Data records
-- BEGIN --

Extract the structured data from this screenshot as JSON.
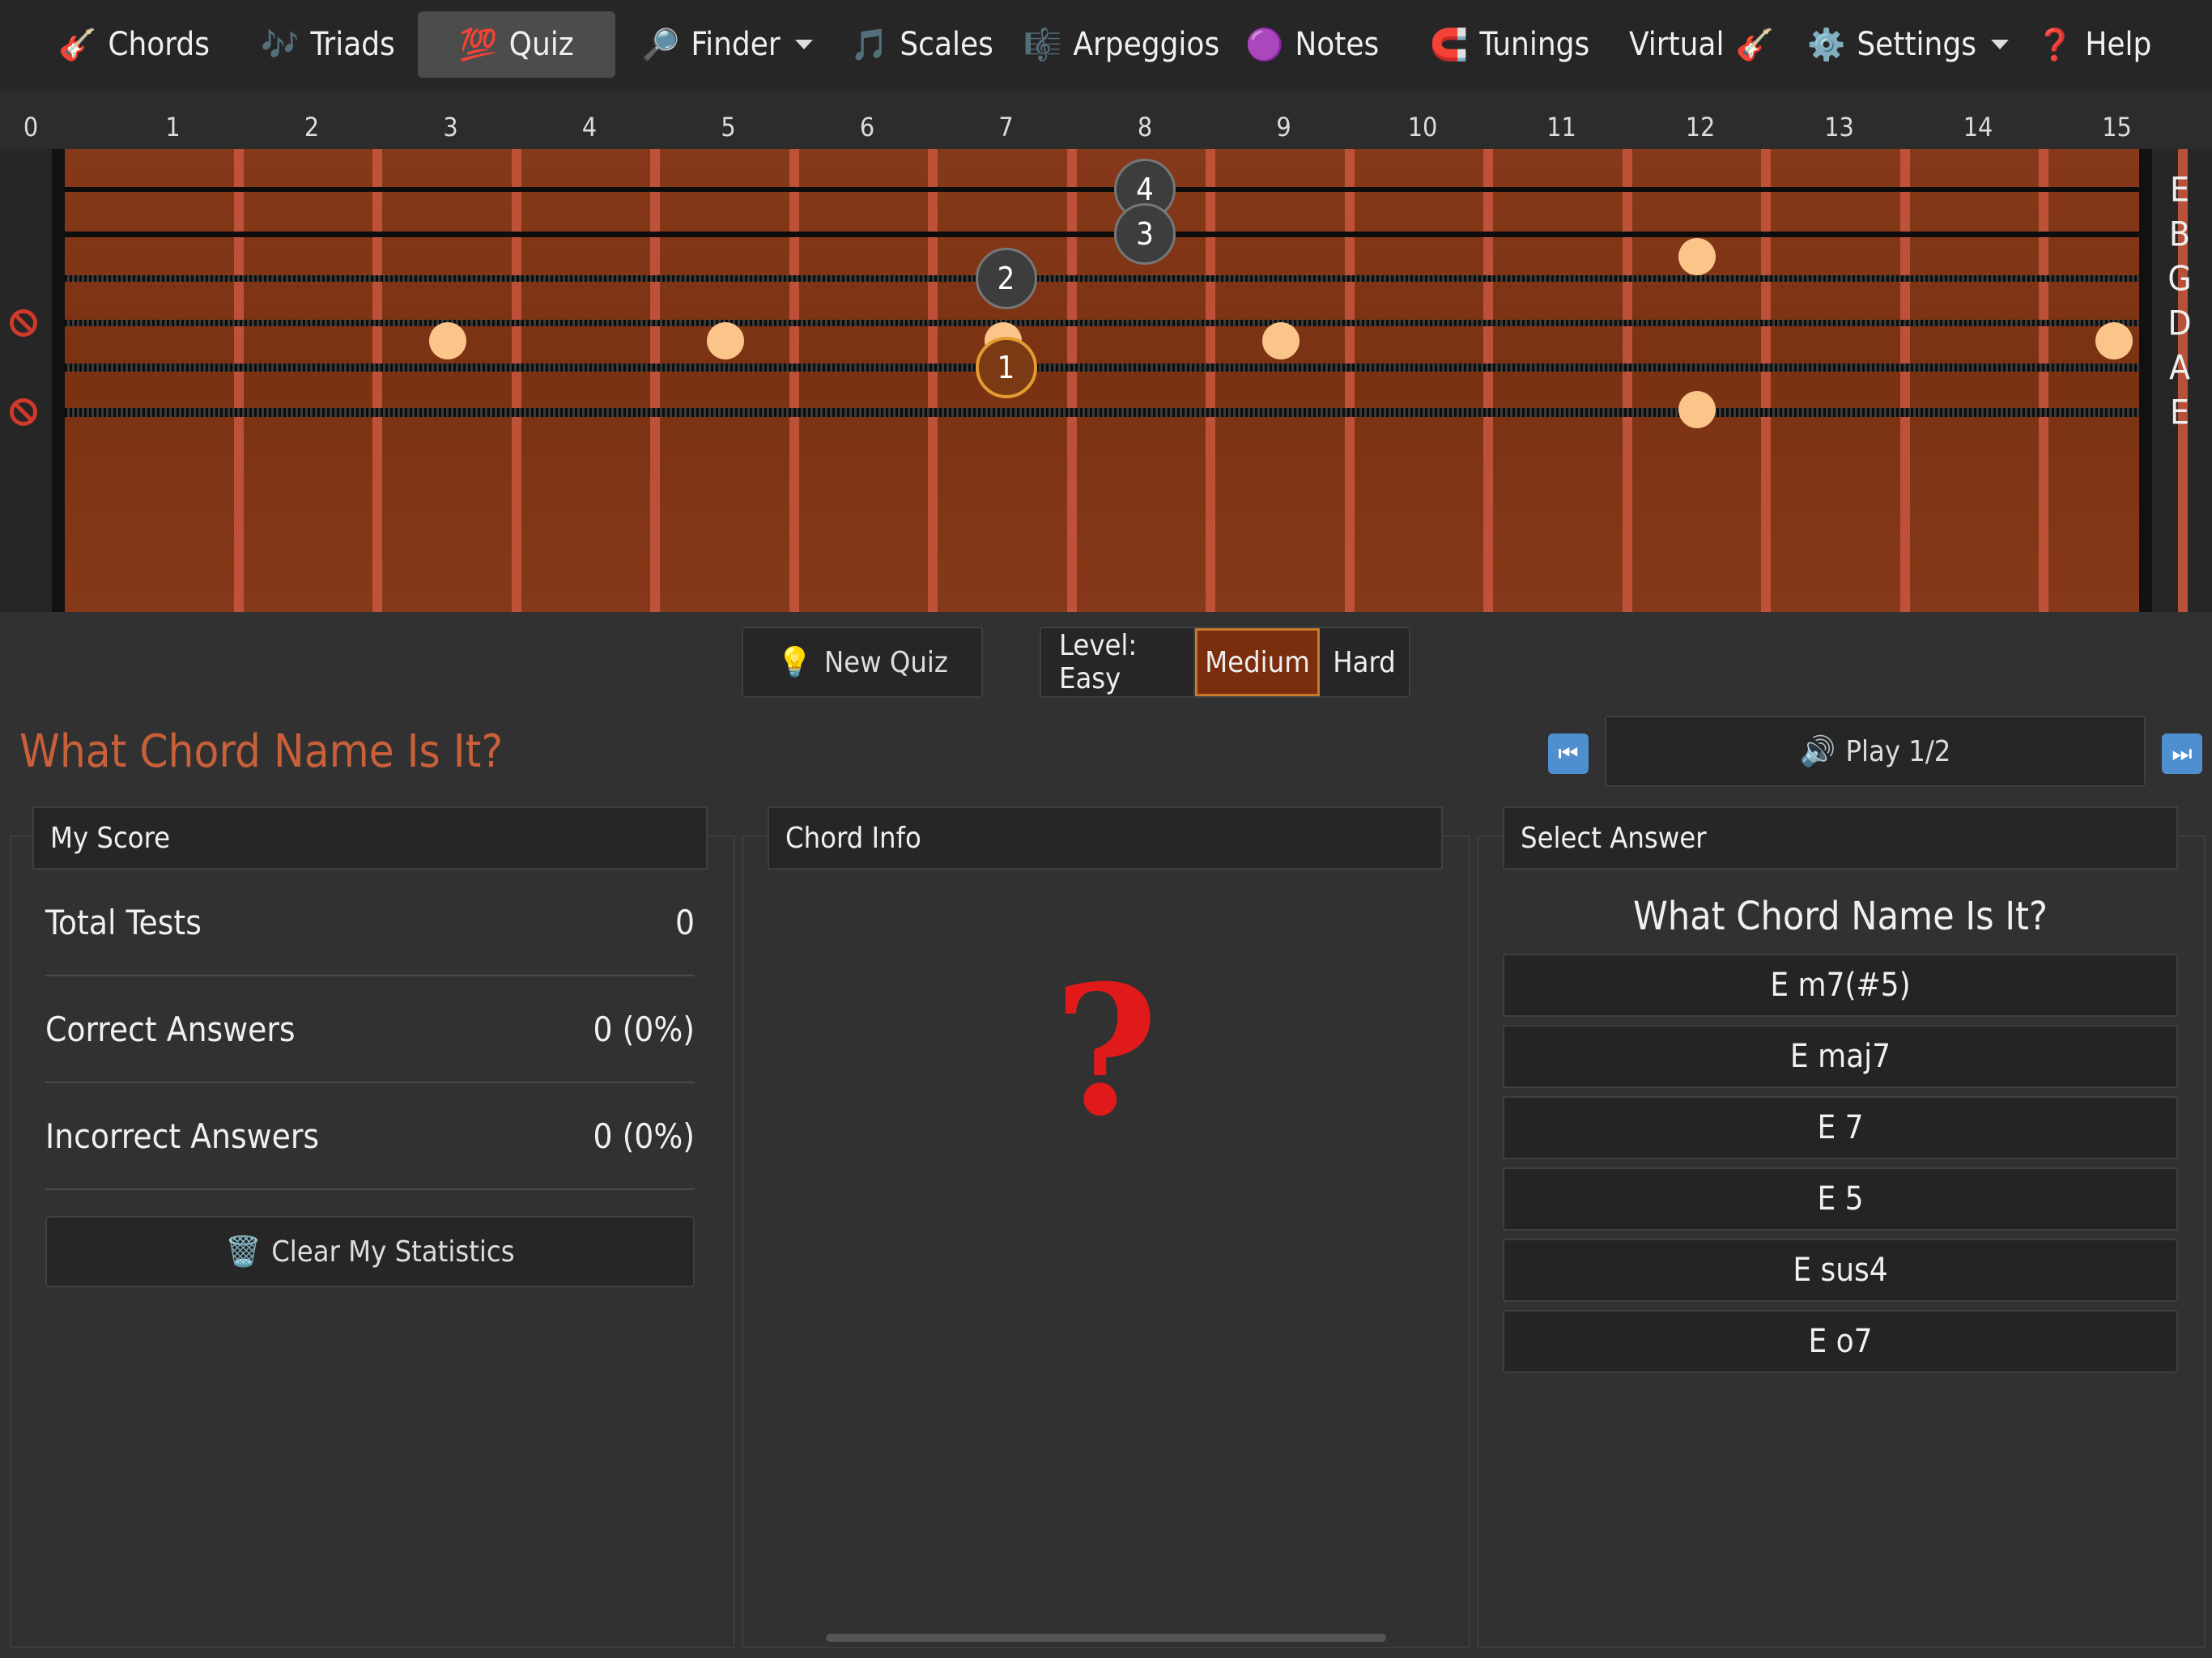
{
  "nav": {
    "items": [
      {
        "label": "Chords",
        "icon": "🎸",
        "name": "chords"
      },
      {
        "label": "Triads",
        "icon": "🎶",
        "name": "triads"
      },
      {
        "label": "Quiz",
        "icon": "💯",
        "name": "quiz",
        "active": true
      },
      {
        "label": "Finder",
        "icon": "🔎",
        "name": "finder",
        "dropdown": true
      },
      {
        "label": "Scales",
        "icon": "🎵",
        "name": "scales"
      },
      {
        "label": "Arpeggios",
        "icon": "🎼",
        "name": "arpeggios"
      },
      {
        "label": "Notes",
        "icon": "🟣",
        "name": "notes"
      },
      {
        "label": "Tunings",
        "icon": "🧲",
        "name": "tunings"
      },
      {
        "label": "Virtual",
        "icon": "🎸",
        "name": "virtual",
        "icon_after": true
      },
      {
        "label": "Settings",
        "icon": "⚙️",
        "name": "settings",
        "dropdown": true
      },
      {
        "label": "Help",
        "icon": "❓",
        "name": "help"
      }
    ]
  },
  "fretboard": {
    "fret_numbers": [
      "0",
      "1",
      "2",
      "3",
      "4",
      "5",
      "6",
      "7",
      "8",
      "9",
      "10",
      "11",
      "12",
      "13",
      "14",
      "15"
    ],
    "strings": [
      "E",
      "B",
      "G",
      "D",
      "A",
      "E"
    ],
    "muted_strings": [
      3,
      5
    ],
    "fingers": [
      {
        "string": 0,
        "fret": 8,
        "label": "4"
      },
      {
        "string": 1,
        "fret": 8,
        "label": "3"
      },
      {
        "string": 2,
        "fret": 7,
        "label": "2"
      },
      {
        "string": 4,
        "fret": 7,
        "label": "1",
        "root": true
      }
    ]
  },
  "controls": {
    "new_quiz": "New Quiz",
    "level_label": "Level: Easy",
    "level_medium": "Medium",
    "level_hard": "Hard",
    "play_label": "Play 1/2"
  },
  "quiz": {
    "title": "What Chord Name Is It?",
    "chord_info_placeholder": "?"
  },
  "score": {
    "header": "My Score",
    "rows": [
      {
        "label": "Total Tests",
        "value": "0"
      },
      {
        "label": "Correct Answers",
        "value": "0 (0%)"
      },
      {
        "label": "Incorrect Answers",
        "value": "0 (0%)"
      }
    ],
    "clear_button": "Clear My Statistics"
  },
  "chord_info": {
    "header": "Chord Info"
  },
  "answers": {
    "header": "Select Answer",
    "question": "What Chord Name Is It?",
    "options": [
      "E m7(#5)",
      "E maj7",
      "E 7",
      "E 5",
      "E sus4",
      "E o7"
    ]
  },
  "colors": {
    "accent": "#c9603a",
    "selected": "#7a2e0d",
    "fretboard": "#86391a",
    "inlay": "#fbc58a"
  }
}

-- END --

> PROBLEM TO WORK ON
Give all the entries again exactly, dropping each picture.

> FINAL ANSWER
Extract the structured data from this screenshot as JSON.
{
  "nav": {
    "items": [
      {
        "label": "Chords",
        "icon": "🎸",
        "name": "chords"
      },
      {
        "label": "Triads",
        "icon": "🎶",
        "name": "triads"
      },
      {
        "label": "Quiz",
        "icon": "💯",
        "name": "quiz",
        "active": true
      },
      {
        "label": "Finder",
        "icon": "🔎",
        "name": "finder",
        "dropdown": true
      },
      {
        "label": "Scales",
        "icon": "🎵",
        "name": "scales"
      },
      {
        "label": "Arpeggios",
        "icon": "🎼",
        "name": "arpeggios"
      },
      {
        "label": "Notes",
        "icon": "🟣",
        "name": "notes"
      },
      {
        "label": "Tunings",
        "icon": "🧲",
        "name": "tunings"
      },
      {
        "label": "Virtual",
        "icon": "🎸",
        "name": "virtual",
        "icon_after": true
      },
      {
        "label": "Settings",
        "icon": "⚙️",
        "name": "settings",
        "dropdown": true
      },
      {
        "label": "Help",
        "icon": "❓",
        "name": "help"
      }
    ]
  },
  "fretboard": {
    "fret_numbers": [
      "0",
      "1",
      "2",
      "3",
      "4",
      "5",
      "6",
      "7",
      "8",
      "9",
      "10",
      "11",
      "12",
      "13",
      "14",
      "15"
    ],
    "strings": [
      "E",
      "B",
      "G",
      "D",
      "A",
      "E"
    ],
    "muted_strings": [
      3,
      5
    ],
    "fingers": [
      {
        "string": 0,
        "fret": 8,
        "label": "4"
      },
      {
        "string": 1,
        "fret": 8,
        "label": "3"
      },
      {
        "string": 2,
        "fret": 7,
        "label": "2"
      },
      {
        "string": 4,
        "fret": 7,
        "label": "1",
        "root": true
      }
    ]
  },
  "controls": {
    "new_quiz": "New Quiz",
    "level_label": "Level: Easy",
    "level_medium": "Medium",
    "level_hard": "Hard",
    "play_label": "Play 1/2"
  },
  "quiz": {
    "title": "What Chord Name Is It?",
    "chord_info_placeholder": "?"
  },
  "score": {
    "header": "My Score",
    "rows": [
      {
        "label": "Total Tests",
        "value": "0"
      },
      {
        "label": "Correct Answers",
        "value": "0 (0%)"
      },
      {
        "label": "Incorrect Answers",
        "value": "0 (0%)"
      }
    ],
    "clear_button": "Clear My Statistics"
  },
  "chord_info": {
    "header": "Chord Info"
  },
  "answers": {
    "header": "Select Answer",
    "question": "What Chord Name Is It?",
    "options": [
      "E m7(#5)",
      "E maj7",
      "E 7",
      "E 5",
      "E sus4",
      "E o7"
    ]
  },
  "colors": {
    "accent": "#c9603a",
    "selected": "#7a2e0d",
    "fretboard": "#86391a",
    "inlay": "#fbc58a"
  }
}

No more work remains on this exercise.